-- START --

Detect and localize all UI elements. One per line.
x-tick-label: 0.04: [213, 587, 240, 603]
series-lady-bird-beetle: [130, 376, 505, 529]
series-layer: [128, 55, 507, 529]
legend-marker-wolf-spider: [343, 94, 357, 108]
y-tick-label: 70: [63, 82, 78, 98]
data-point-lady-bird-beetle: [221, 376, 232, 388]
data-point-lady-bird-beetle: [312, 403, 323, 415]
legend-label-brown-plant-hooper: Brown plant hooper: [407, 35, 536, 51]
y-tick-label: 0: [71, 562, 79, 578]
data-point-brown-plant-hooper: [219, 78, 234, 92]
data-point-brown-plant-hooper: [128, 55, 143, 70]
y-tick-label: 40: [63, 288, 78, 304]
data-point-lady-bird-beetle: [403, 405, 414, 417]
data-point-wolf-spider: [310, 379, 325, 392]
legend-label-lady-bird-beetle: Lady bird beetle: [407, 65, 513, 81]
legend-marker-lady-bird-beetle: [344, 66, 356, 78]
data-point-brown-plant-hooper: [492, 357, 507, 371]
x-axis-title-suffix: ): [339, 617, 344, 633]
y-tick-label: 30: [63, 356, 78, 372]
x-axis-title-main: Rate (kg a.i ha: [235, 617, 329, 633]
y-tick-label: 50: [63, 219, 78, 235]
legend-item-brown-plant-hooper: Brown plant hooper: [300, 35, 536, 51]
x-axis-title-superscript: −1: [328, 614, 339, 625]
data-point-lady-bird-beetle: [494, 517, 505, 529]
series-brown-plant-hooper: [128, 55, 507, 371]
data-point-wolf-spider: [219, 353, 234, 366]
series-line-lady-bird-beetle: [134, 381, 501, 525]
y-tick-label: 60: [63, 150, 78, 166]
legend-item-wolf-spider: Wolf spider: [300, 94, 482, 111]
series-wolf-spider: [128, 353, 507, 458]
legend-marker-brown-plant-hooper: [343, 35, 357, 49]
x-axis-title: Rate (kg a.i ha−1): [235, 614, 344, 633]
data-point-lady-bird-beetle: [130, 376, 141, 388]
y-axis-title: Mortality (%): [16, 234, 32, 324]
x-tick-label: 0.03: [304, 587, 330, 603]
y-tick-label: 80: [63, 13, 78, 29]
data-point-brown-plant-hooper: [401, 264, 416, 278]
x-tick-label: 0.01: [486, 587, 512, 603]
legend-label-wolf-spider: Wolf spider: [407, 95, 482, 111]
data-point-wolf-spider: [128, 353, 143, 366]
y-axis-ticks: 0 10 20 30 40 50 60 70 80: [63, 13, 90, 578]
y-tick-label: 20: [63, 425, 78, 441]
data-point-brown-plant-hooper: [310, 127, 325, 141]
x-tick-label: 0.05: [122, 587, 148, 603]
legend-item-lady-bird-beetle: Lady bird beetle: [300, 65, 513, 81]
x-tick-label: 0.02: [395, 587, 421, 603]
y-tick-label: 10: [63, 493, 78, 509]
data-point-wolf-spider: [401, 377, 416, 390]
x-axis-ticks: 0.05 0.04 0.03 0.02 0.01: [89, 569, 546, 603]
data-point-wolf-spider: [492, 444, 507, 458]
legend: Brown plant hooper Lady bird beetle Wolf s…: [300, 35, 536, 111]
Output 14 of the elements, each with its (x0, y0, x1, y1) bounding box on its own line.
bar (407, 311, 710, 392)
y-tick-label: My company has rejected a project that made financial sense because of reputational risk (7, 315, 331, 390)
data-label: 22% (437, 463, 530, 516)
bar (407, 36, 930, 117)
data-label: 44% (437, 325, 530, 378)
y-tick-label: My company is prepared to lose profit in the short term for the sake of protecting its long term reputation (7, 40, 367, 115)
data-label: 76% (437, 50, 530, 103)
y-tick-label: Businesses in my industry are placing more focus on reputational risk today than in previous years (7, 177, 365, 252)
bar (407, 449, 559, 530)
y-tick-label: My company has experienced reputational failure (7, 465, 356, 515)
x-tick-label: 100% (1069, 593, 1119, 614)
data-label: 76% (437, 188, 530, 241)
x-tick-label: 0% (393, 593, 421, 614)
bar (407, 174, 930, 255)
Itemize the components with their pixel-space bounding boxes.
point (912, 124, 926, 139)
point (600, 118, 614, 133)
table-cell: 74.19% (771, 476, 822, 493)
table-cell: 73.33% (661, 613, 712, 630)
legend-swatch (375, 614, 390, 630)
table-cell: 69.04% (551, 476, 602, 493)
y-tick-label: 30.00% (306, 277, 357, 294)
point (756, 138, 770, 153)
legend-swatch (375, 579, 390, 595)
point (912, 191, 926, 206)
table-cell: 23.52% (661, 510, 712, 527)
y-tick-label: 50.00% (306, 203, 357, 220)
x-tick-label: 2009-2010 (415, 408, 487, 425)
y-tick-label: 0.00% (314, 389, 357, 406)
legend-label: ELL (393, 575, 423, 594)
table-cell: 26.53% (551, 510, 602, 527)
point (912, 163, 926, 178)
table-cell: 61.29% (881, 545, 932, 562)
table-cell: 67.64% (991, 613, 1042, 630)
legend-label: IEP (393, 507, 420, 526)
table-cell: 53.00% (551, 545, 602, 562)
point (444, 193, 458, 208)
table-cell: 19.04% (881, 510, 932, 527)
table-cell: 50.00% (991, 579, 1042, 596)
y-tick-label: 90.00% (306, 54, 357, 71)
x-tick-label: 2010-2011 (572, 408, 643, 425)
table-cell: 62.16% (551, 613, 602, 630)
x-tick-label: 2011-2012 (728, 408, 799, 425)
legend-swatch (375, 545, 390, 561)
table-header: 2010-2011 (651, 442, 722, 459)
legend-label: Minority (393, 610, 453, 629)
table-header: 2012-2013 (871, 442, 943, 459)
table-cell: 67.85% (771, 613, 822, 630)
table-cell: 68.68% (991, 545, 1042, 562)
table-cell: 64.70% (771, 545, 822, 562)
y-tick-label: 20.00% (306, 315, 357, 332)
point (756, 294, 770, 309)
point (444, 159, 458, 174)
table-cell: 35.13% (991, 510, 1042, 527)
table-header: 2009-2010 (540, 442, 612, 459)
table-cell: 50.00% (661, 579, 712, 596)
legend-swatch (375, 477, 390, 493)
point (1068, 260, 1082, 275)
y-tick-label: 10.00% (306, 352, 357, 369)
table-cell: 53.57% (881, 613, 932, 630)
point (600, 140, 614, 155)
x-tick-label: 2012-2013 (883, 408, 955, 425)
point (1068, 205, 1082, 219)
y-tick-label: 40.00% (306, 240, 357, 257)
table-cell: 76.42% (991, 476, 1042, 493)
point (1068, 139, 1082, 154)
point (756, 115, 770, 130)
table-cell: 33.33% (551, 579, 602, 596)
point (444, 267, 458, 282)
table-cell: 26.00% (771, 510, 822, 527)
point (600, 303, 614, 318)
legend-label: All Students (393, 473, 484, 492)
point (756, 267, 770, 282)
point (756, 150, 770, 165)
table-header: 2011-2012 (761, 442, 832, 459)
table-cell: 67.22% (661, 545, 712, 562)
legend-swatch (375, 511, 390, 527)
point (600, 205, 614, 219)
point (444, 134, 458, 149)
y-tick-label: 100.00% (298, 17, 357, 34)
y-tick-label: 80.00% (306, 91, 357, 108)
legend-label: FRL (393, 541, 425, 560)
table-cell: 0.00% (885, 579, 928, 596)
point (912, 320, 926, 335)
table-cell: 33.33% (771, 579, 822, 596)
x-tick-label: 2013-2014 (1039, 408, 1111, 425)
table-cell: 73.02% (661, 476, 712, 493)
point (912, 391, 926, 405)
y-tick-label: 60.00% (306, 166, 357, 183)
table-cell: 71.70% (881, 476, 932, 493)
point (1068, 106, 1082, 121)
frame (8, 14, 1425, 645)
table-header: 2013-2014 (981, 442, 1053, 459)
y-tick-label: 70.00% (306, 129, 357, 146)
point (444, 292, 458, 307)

-- END --

Copy out all of the rows above, character for character, one per line.

Detect and localize all UI elements. One per line.
x-tick-label: 0.04: [213, 587, 240, 603]
series-lady-bird-beetle: [130, 376, 505, 529]
series-layer: [128, 55, 507, 529]
legend-marker-wolf-spider: [343, 94, 357, 108]
y-tick-label: 70: [63, 82, 78, 98]
data-point-lady-bird-beetle: [221, 376, 232, 388]
data-point-lady-bird-beetle: [312, 403, 323, 415]
legend-label-brown-plant-hooper: Brown plant hooper: [407, 35, 536, 51]
y-tick-label: 0: [71, 562, 79, 578]
data-point-brown-plant-hooper: [219, 78, 234, 92]
data-point-brown-plant-hooper: [128, 55, 143, 70]
y-tick-label: 40: [63, 288, 78, 304]
data-point-lady-bird-beetle: [403, 405, 414, 417]
data-point-wolf-spider: [310, 379, 325, 392]
legend-label-lady-bird-beetle: Lady bird beetle: [407, 65, 513, 81]
legend-marker-lady-bird-beetle: [344, 66, 356, 78]
data-point-brown-plant-hooper: [492, 357, 507, 371]
x-axis-title-suffix: ): [339, 617, 344, 633]
y-tick-label: 30: [63, 356, 78, 372]
x-axis-title-main: Rate (kg a.i ha: [235, 617, 329, 633]
y-tick-label: 50: [63, 219, 78, 235]
legend-item-brown-plant-hooper: Brown plant hooper: [300, 35, 536, 51]
x-axis-title-superscript: −1: [328, 614, 339, 625]
data-point-lady-bird-beetle: [494, 517, 505, 529]
series-brown-plant-hooper: [128, 55, 507, 371]
data-point-wolf-spider: [219, 353, 234, 366]
series-line-lady-bird-beetle: [134, 381, 501, 525]
y-tick-label: 60: [63, 150, 78, 166]
legend-item-wolf-spider: Wolf spider: [300, 94, 482, 111]
series-wolf-spider: [128, 353, 507, 458]
legend-marker-brown-plant-hooper: [343, 35, 357, 49]
x-axis-title: Rate (kg a.i ha−1): [235, 614, 344, 633]
data-point-lady-bird-beetle: [130, 376, 141, 388]
y-axis-title: Mortality (%): [16, 234, 32, 324]
x-tick-label: 0.03: [304, 587, 330, 603]
y-tick-label: 80: [63, 13, 78, 29]
data-point-brown-plant-hooper: [401, 264, 416, 278]
x-tick-label: 0.01: [486, 587, 512, 603]
legend-label-wolf-spider: Wolf spider: [407, 95, 482, 111]
data-point-wolf-spider: [128, 353, 143, 366]
y-axis-ticks: 0 10 20 30 40 50 60 70 80: [63, 13, 90, 578]
y-tick-label: 20: [63, 425, 78, 441]
data-point-brown-plant-hooper: [310, 127, 325, 141]
x-tick-label: 0.05: [122, 587, 148, 603]
legend-item-lady-bird-beetle: Lady bird beetle: [300, 65, 513, 81]
x-tick-label: 0.02: [395, 587, 421, 603]
y-tick-label: 10: [63, 493, 78, 509]
data-point-wolf-spider: [401, 377, 416, 390]
x-axis-ticks: 0.05 0.04 0.03 0.02 0.01: [89, 569, 546, 603]
data-point-wolf-spider: [492, 444, 507, 458]
legend: Brown plant hooper Lady bird beetle Wolf s…: [300, 35, 536, 111]
Output 14 of the elements, each with its (x0, y0, x1, y1) bounding box on its own line.
bar (407, 311, 710, 392)
y-tick-label: My company has rejected a project that made financial sense because of reputational risk (7, 315, 331, 390)
data-label: 22% (437, 463, 530, 516)
bar (407, 36, 930, 117)
data-label: 44% (437, 325, 530, 378)
y-tick-label: My company is prepared to lose profit in the short term for the sake of protecting its long term reputation (7, 40, 367, 115)
data-label: 76% (437, 50, 530, 103)
y-tick-label: Businesses in my industry are placing more focus on reputational risk today than in previous years (7, 177, 365, 252)
bar (407, 449, 559, 530)
y-tick-label: My company has experienced reputational failure (7, 465, 356, 515)
x-tick-label: 100% (1069, 593, 1119, 614)
data-label: 76% (437, 188, 530, 241)
x-tick-label: 0% (393, 593, 421, 614)
bar (407, 174, 930, 255)
Itemize the components with their pixel-space bounding boxes.
point (912, 124, 926, 139)
point (600, 118, 614, 133)
table-cell: 74.19% (771, 476, 822, 493)
table-cell: 73.33% (661, 613, 712, 630)
legend-swatch (375, 614, 390, 630)
table-cell: 69.04% (551, 476, 602, 493)
y-tick-label: 30.00% (306, 277, 357, 294)
point (756, 138, 770, 153)
legend-swatch (375, 579, 390, 595)
point (912, 191, 926, 206)
table-cell: 23.52% (661, 510, 712, 527)
y-tick-label: 50.00% (306, 203, 357, 220)
x-tick-label: 2009-2010 (415, 408, 487, 425)
y-tick-label: 0.00% (314, 389, 357, 406)
legend-label: ELL (393, 575, 423, 594)
table-cell: 26.53% (551, 510, 602, 527)
point (912, 163, 926, 178)
table-cell: 61.29% (881, 545, 932, 562)
table-cell: 67.64% (991, 613, 1042, 630)
legend-label: IEP (393, 507, 420, 526)
table-cell: 53.00% (551, 545, 602, 562)
point (444, 193, 458, 208)
table-cell: 19.04% (881, 510, 932, 527)
table-cell: 50.00% (991, 579, 1042, 596)
y-tick-label: 90.00% (306, 54, 357, 71)
x-tick-label: 2010-2011 (572, 408, 643, 425)
table-cell: 62.16% (551, 613, 602, 630)
x-tick-label: 2011-2012 (728, 408, 799, 425)
legend-swatch (375, 545, 390, 561)
table-header: 2010-2011 (651, 442, 722, 459)
legend-label: Minority (393, 610, 453, 629)
table-header: 2012-2013 (871, 442, 943, 459)
table-cell: 67.85% (771, 613, 822, 630)
table-cell: 68.68% (991, 545, 1042, 562)
table-cell: 64.70% (771, 545, 822, 562)
y-tick-label: 20.00% (306, 315, 357, 332)
point (756, 294, 770, 309)
point (444, 159, 458, 174)
table-cell: 35.13% (991, 510, 1042, 527)
table-header: 2009-2010 (540, 442, 612, 459)
table-cell: 50.00% (661, 579, 712, 596)
legend-swatch (375, 477, 390, 493)
point (1068, 260, 1082, 275)
y-tick-label: 10.00% (306, 352, 357, 369)
table-cell: 53.57% (881, 613, 932, 630)
point (600, 140, 614, 155)
x-tick-label: 2012-2013 (883, 408, 955, 425)
point (1068, 205, 1082, 219)
y-tick-label: 40.00% (306, 240, 357, 257)
table-cell: 76.42% (991, 476, 1042, 493)
point (1068, 139, 1082, 154)
point (756, 115, 770, 130)
table-cell: 33.33% (551, 579, 602, 596)
point (444, 267, 458, 282)
table-cell: 26.00% (771, 510, 822, 527)
point (600, 303, 614, 318)
legend-label: All Students (393, 473, 484, 492)
point (756, 267, 770, 282)
point (756, 150, 770, 165)
table-header: 2011-2012 (761, 442, 832, 459)
table-cell: 67.22% (661, 545, 712, 562)
legend-swatch (375, 511, 390, 527)
point (600, 205, 614, 219)
point (444, 134, 458, 149)
y-tick-label: 100.00% (298, 17, 357, 34)
y-tick-label: 80.00% (306, 91, 357, 108)
legend-label: FRL (393, 541, 425, 560)
table-cell: 0.00% (885, 579, 928, 596)
point (912, 320, 926, 335)
table-cell: 33.33% (771, 579, 822, 596)
x-tick-label: 2013-2014 (1039, 408, 1111, 425)
table-cell: 73.02% (661, 476, 712, 493)
point (912, 391, 926, 405)
y-tick-label: 60.00% (306, 166, 357, 183)
table-cell: 71.70% (881, 476, 932, 493)
point (1068, 106, 1082, 121)
frame (8, 14, 1425, 645)
table-header: 2013-2014 (981, 442, 1053, 459)
y-tick-label: 70.00% (306, 129, 357, 146)
point (444, 292, 458, 307)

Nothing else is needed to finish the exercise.